> [Description of the task] Every entry that follows needs to be repeated exactly.

[Collected data entries]

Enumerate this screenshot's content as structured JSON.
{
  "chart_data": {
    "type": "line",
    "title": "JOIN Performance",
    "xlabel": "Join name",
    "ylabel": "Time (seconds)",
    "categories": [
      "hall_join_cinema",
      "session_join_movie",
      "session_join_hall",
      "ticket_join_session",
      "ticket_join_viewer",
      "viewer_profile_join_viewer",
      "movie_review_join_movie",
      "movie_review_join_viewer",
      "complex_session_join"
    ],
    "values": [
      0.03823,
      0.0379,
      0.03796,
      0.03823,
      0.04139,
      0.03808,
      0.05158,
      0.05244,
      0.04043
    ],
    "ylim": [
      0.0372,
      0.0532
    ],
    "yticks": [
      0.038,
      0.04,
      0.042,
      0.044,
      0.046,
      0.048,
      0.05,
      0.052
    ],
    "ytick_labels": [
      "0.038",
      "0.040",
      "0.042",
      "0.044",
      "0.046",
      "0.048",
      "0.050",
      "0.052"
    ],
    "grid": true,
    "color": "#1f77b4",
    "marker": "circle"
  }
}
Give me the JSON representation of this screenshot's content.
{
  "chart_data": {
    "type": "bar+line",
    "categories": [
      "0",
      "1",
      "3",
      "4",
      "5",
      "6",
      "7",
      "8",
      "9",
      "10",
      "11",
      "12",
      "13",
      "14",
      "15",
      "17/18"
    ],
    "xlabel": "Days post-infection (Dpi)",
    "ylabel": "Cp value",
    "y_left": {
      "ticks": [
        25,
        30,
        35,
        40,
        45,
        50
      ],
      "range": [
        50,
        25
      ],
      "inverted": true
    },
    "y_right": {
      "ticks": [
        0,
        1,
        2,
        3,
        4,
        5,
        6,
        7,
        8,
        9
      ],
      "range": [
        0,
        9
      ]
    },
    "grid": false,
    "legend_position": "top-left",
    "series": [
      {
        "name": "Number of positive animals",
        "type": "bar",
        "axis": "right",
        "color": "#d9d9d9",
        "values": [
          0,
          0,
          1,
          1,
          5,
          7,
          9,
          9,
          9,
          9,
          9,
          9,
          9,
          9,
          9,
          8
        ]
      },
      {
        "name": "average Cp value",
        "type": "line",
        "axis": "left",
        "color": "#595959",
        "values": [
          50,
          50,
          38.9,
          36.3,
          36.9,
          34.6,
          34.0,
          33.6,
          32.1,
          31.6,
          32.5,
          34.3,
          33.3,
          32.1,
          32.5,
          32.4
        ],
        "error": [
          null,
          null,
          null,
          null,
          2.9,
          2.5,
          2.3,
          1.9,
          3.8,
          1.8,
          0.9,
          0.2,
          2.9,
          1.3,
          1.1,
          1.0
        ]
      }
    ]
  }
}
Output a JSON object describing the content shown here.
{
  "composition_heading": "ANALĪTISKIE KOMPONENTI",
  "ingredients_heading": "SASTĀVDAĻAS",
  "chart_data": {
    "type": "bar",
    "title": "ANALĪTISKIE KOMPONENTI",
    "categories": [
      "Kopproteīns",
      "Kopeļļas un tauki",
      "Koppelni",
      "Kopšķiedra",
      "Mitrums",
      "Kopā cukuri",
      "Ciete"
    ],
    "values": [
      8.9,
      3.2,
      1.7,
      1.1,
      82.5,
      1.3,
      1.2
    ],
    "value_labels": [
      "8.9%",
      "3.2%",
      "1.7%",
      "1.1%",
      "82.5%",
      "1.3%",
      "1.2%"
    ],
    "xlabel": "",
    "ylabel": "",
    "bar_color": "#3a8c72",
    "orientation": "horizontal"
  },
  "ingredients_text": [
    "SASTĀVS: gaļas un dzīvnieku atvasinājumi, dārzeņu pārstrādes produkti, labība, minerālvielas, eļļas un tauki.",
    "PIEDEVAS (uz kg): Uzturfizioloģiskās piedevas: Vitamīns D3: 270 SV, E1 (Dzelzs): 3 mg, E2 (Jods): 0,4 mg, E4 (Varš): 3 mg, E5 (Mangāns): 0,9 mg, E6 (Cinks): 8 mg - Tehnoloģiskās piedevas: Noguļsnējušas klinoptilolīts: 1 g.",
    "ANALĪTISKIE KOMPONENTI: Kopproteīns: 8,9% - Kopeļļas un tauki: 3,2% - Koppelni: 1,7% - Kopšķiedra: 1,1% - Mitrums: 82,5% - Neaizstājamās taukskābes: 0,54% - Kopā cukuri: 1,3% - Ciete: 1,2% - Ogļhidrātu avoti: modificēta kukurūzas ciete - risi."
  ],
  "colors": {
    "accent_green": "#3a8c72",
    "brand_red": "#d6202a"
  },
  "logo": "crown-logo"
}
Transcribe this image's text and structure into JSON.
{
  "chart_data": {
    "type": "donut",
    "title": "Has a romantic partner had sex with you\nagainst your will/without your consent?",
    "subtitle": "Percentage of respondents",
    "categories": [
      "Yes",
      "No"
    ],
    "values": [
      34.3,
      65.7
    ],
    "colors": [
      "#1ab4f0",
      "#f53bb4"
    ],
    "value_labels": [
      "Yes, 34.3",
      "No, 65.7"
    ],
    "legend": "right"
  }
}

> [Solution to the problem]
Enumerate this screenshot's content as structured JSON.
{
  "chart_data": {
    "type": "line",
    "title": "JOIN Performance",
    "xlabel": "Join name",
    "ylabel": "Time (seconds)",
    "categories": [
      "hall_join_cinema",
      "session_join_movie",
      "session_join_hall",
      "ticket_join_session",
      "ticket_join_viewer",
      "viewer_profile_join_viewer",
      "movie_review_join_movie",
      "movie_review_join_viewer",
      "complex_session_join"
    ],
    "values": [
      0.03823,
      0.0379,
      0.03796,
      0.03823,
      0.04139,
      0.03808,
      0.05158,
      0.05244,
      0.04043
    ],
    "ylim": [
      0.0372,
      0.0532
    ],
    "yticks": [
      0.038,
      0.04,
      0.042,
      0.044,
      0.046,
      0.048,
      0.05,
      0.052
    ],
    "ytick_labels": [
      "0.038",
      "0.040",
      "0.042",
      "0.044",
      "0.046",
      "0.048",
      "0.050",
      "0.052"
    ],
    "grid": true,
    "color": "#1f77b4",
    "marker": "circle"
  }
}
Give me the JSON representation of this screenshot's content.
{
  "chart_data": {
    "type": "bar+line",
    "categories": [
      "0",
      "1",
      "3",
      "4",
      "5",
      "6",
      "7",
      "8",
      "9",
      "10",
      "11",
      "12",
      "13",
      "14",
      "15",
      "17/18"
    ],
    "xlabel": "Days post-infection (Dpi)",
    "ylabel": "Cp value",
    "y_left": {
      "ticks": [
        25,
        30,
        35,
        40,
        45,
        50
      ],
      "range": [
        50,
        25
      ],
      "inverted": true
    },
    "y_right": {
      "ticks": [
        0,
        1,
        2,
        3,
        4,
        5,
        6,
        7,
        8,
        9
      ],
      "range": [
        0,
        9
      ]
    },
    "grid": false,
    "legend_position": "top-left",
    "series": [
      {
        "name": "Number of positive animals",
        "type": "bar",
        "axis": "right",
        "color": "#d9d9d9",
        "values": [
          0,
          0,
          1,
          1,
          5,
          7,
          9,
          9,
          9,
          9,
          9,
          9,
          9,
          9,
          9,
          8
        ]
      },
      {
        "name": "average Cp value",
        "type": "line",
        "axis": "left",
        "color": "#595959",
        "values": [
          50,
          50,
          38.9,
          36.3,
          36.9,
          34.6,
          34.0,
          33.6,
          32.1,
          31.6,
          32.5,
          34.3,
          33.3,
          32.1,
          32.5,
          32.4
        ],
        "error": [
          null,
          null,
          null,
          null,
          2.9,
          2.5,
          2.3,
          1.9,
          3.8,
          1.8,
          0.9,
          0.2,
          2.9,
          1.3,
          1.1,
          1.0
        ]
      }
    ]
  }
}
Output a JSON object describing the content shown here.
{
  "composition_heading": "ANALĪTISKIE KOMPONENTI",
  "ingredients_heading": "SASTĀVDAĻAS",
  "chart_data": {
    "type": "bar",
    "title": "ANALĪTISKIE KOMPONENTI",
    "categories": [
      "Kopproteīns",
      "Kopeļļas un tauki",
      "Koppelni",
      "Kopšķiedra",
      "Mitrums",
      "Kopā cukuri",
      "Ciete"
    ],
    "values": [
      8.9,
      3.2,
      1.7,
      1.1,
      82.5,
      1.3,
      1.2
    ],
    "value_labels": [
      "8.9%",
      "3.2%",
      "1.7%",
      "1.1%",
      "82.5%",
      "1.3%",
      "1.2%"
    ],
    "xlabel": "",
    "ylabel": "",
    "bar_color": "#3a8c72",
    "orientation": "horizontal"
  },
  "ingredients_text": [
    "SASTĀVS: gaļas un dzīvnieku atvasinājumi, dārzeņu pārstrādes produkti, labība, minerālvielas, eļļas un tauki.",
    "PIEDEVAS (uz kg): Uzturfizioloģiskās piedevas: Vitamīns D3: 270 SV, E1 (Dzelzs): 3 mg, E2 (Jods): 0,4 mg, E4 (Varš): 3 mg, E5 (Mangāns): 0,9 mg, E6 (Cinks): 8 mg - Tehnoloģiskās piedevas: Noguļsnējušas klinoptilolīts: 1 g.",
    "ANALĪTISKIE KOMPONENTI: Kopproteīns: 8,9% - Kopeļļas un tauki: 3,2% - Koppelni: 1,7% - Kopšķiedra: 1,1% - Mitrums: 82,5% - Neaizstājamās taukskābes: 0,54% - Kopā cukuri: 1,3% - Ciete: 1,2% - Ogļhidrātu avoti: modificēta kukurūzas ciete - risi."
  ],
  "colors": {
    "accent_green": "#3a8c72",
    "brand_red": "#d6202a"
  },
  "logo": "crown-logo"
}
Transcribe this image's text and structure into JSON.
{
  "chart_data": {
    "type": "donut",
    "title": "Has a romantic partner had sex with you\nagainst your will/without your consent?",
    "subtitle": "Percentage of respondents",
    "categories": [
      "Yes",
      "No"
    ],
    "values": [
      34.3,
      65.7
    ],
    "colors": [
      "#1ab4f0",
      "#f53bb4"
    ],
    "value_labels": [
      "Yes, 34.3",
      "No, 65.7"
    ],
    "legend": "right"
  }
}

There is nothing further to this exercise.